**Data for this task:**
[BEGIN]

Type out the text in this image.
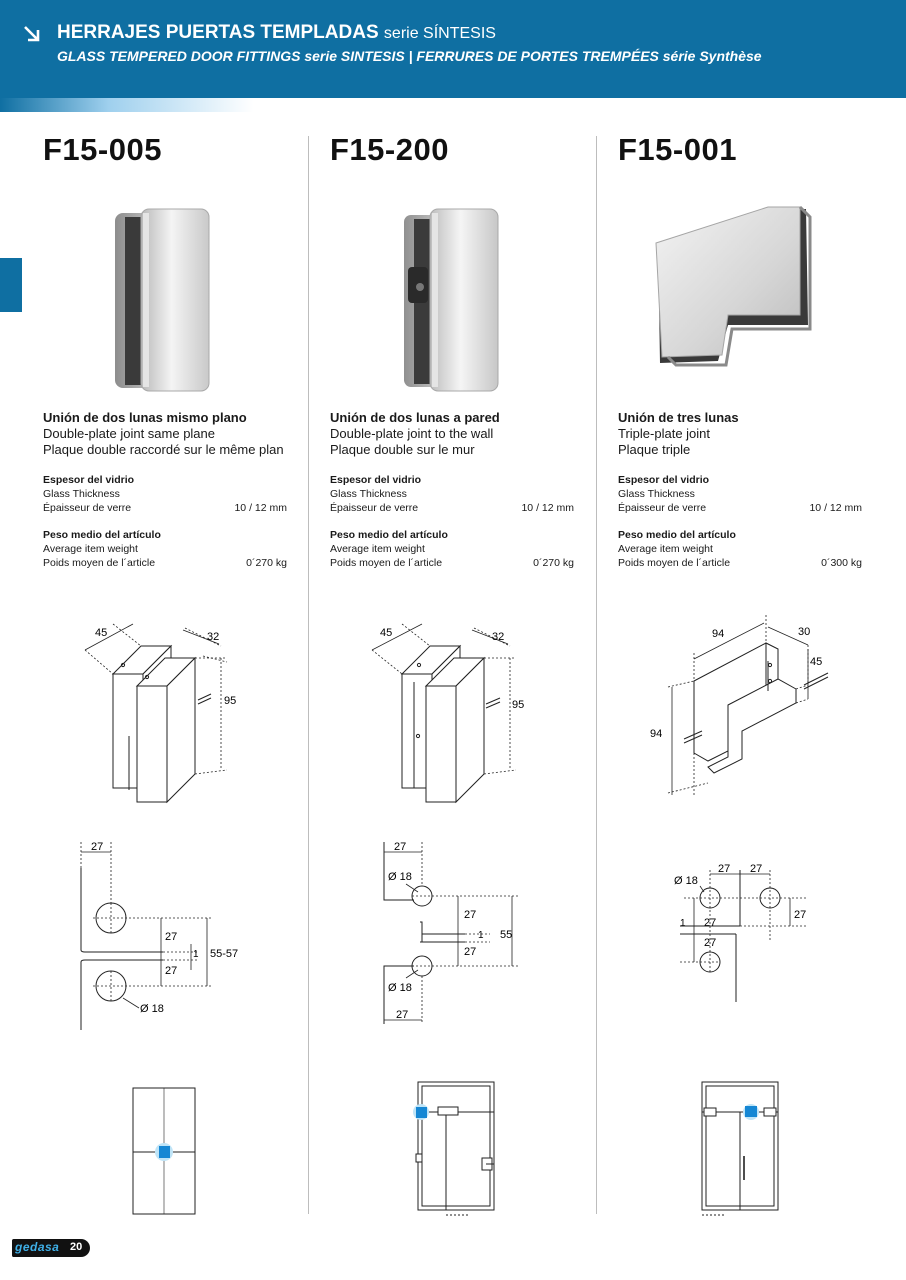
HERRAJES PUERTAS TEMPLADAS serie SÍNTESIS
GLASS TEMPERED DOOR FITTINGS serie SINTESIS | FERRURES DE PORTES TREMPÉES série Synthèse
F15-005
Unión de dos lunas mismo plano
Double-plate joint same plane
Plaque double raccordé sur le même plan
Espesor del vidrio
Glass Thickness
Épaisseur de verre	10 / 12 mm
Peso medio del artículo
Average item weight
Poids moyen de l´article	0´270 kg
45	32
95
27
27
27
1 55-57
Ø 18
F15-200
Unión de dos lunas a pared
Double-plate joint to the wall
Plaque double sur le mur
Espesor del vidrio
Glass Thickness
Épaisseur de verre	10 / 12 mm
Peso medio del artículo
Average item weight
Poids moyen de l´article	0´270 kg
45	32
95
27
Ø 18
27
1 55
27
Ø 18
27
F15-001
Unión de tres lunas
Triple-plate joint
Plaque triple
Espesor del vidrio
Glass Thickness
Épaisseur de verre	10 / 12 mm
Peso medio del artículo
Average item weight
Poids moyen de l´article	0´300 kg
94	30
45
94
27 27
Ø 18
27
1 27
27
gedasa 20
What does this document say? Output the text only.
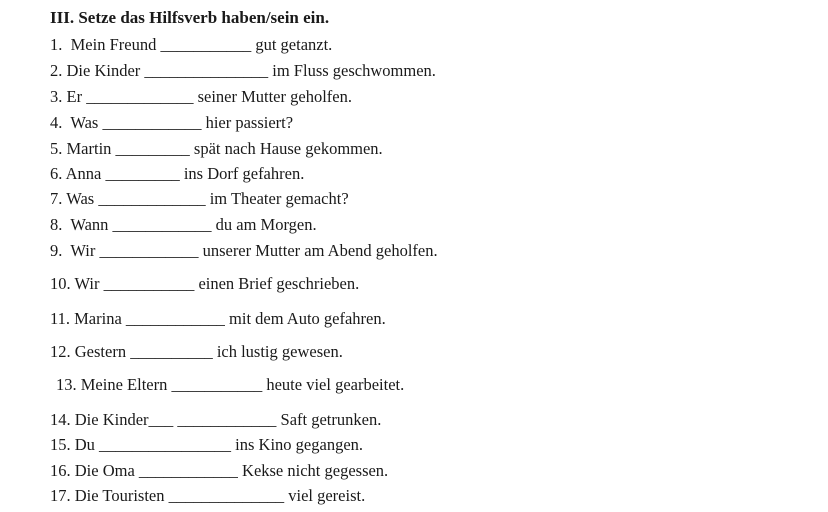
III. Setze das Hilfsverb haben/sein ein.
1.  Mein Freund ___________ gut getanzt.
2. Die Kinder _______________ im Fluss geschwommen.
3. Er _____________ seiner Mutter geholfen.
4.  Was ____________ hier passiert?
5. Martin _________ spät nach Hause gekommen.
6. Anna _________ ins Dorf gefahren.
7. Was _____________ im Theater gemacht?
8.  Wann ____________ du am Morgen.
9.  Wir ____________ unserer Mutter am Abend geholfen.
10. Wir ___________ einen Brief geschrieben.
11. Marina ____________ mit dem Auto gefahren.
12. Gestern __________ ich lustig gewesen.
13. Meine Eltern ___________ heute viel gearbeitet.
14. Die Kinder___ ____________ Saft getrunken.
15. Du ________________ ins Kino gegangen.
16. Die Oma ____________ Kekse nicht gegessen.
17. Die Touristen ______________ viel gereist.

[END]

**Goal:** Output the records above exactly; leave out the pictures.

**Task response:**
Type out the text in this image.
HERRAJES PUERTAS TEMPLADAS serie SÍNTESIS
GLASS TEMPERED DOOR FITTINGS serie SINTESIS | FERRURES DE PORTES TREMPÉES série Synthèse
F15-005
Unión de dos lunas mismo plano
Double-plate joint same plane
Plaque double raccordé sur le même plan
Espesor del vidrio
Glass Thickness
Épaisseur de verre	10 / 12 mm
Peso medio del artículo
Average item weight
Poids moyen de l´article	0´270 kg
45	32
95
27
27
27
1 55-57
Ø 18
F15-200
Unión de dos lunas a pared
Double-plate joint to the wall
Plaque double sur le mur
Espesor del vidrio
Glass Thickness
Épaisseur de verre	10 / 12 mm
Peso medio del artículo
Average item weight
Poids moyen de l´article	0´270 kg
45	32
95
27
Ø 18
27
1 55
27
Ø 18
27
F15-001
Unión de tres lunas
Triple-plate joint
Plaque triple
Espesor del vidrio
Glass Thickness
Épaisseur de verre	10 / 12 mm
Peso medio del artículo
Average item weight
Poids moyen de l´article	0´300 kg
94	30
45
94
27 27
Ø 18
27
1 27
27
gedasa 20
What does this document say? Output the text only.
III. Setze das Hilfsverb haben/sein ein.
1.  Mein Freund ___________ gut getanzt.
2. Die Kinder _______________ im Fluss geschwommen.
3. Er _____________ seiner Mutter geholfen.
4.  Was ____________ hier passiert?
5. Martin _________ spät nach Hause gekommen.
6. Anna _________ ins Dorf gefahren.
7. Was _____________ im Theater gemacht?
8.  Wann ____________ du am Morgen.
9.  Wir ____________ unserer Mutter am Abend geholfen.
10. Wir ___________ einen Brief geschrieben.
11. Marina ____________ mit dem Auto gefahren.
12. Gestern __________ ich lustig gewesen.
13. Meine Eltern ___________ heute viel gearbeitet.
14. Die Kinder___ ____________ Saft getrunken.
15. Du ________________ ins Kino gegangen.
16. Die Oma ____________ Kekse nicht gegessen.
17. Die Touristen ______________ viel gereist.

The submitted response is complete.